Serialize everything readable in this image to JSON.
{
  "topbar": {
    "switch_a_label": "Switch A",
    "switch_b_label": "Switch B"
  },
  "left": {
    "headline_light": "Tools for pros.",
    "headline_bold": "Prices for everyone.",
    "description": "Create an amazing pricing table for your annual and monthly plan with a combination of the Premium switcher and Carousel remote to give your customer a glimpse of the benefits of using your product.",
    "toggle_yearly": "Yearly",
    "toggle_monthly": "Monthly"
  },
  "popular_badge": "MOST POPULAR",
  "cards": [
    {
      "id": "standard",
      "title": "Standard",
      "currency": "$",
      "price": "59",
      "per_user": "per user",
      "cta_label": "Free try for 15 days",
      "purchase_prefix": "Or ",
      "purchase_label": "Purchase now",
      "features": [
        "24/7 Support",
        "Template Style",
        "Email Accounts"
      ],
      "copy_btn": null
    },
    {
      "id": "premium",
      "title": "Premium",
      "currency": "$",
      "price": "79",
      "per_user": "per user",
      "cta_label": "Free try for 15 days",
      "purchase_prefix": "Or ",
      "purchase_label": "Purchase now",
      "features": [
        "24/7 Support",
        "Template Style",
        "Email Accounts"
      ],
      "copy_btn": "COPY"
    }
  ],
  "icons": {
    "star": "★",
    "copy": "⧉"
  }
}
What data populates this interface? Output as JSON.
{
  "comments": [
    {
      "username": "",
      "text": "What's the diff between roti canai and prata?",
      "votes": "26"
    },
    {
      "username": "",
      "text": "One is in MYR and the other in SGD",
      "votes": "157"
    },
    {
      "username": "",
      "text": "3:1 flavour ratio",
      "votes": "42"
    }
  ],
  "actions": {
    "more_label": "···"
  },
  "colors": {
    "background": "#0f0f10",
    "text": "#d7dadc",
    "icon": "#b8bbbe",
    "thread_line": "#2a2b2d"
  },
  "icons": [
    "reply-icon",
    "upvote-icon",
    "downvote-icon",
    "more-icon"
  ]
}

→ Task objective
Copy out each line exactly.

→ Final result
Serialize everything readable in this image to JSON.
{
  "topbar": {
    "switch_a_label": "Switch A",
    "switch_b_label": "Switch B"
  },
  "left": {
    "headline_light": "Tools for pros.",
    "headline_bold": "Prices for everyone.",
    "description": "Create an amazing pricing table for your annual and monthly plan with a combination of the Premium switcher and Carousel remote to give your customer a glimpse of the benefits of using your product.",
    "toggle_yearly": "Yearly",
    "toggle_monthly": "Monthly"
  },
  "popular_badge": "MOST POPULAR",
  "cards": [
    {
      "id": "standard",
      "title": "Standard",
      "currency": "$",
      "price": "59",
      "per_user": "per user",
      "cta_label": "Free try for 15 days",
      "purchase_prefix": "Or ",
      "purchase_label": "Purchase now",
      "features": [
        "24/7 Support",
        "Template Style",
        "Email Accounts"
      ],
      "copy_btn": null
    },
    {
      "id": "premium",
      "title": "Premium",
      "currency": "$",
      "price": "79",
      "per_user": "per user",
      "cta_label": "Free try for 15 days",
      "purchase_prefix": "Or ",
      "purchase_label": "Purchase now",
      "features": [
        "24/7 Support",
        "Template Style",
        "Email Accounts"
      ],
      "copy_btn": "COPY"
    }
  ],
  "icons": {
    "star": "★",
    "copy": "⧉"
  }
}
What data populates this interface? Output as JSON.
{
  "comments": [
    {
      "username": "",
      "text": "What's the diff between roti canai and prata?",
      "votes": "26"
    },
    {
      "username": "",
      "text": "One is in MYR and the other in SGD",
      "votes": "157"
    },
    {
      "username": "",
      "text": "3:1 flavour ratio",
      "votes": "42"
    }
  ],
  "actions": {
    "more_label": "···"
  },
  "colors": {
    "background": "#0f0f10",
    "text": "#d7dadc",
    "icon": "#b8bbbe",
    "thread_line": "#2a2b2d"
  },
  "icons": [
    "reply-icon",
    "upvote-icon",
    "downvote-icon",
    "more-icon"
  ]
}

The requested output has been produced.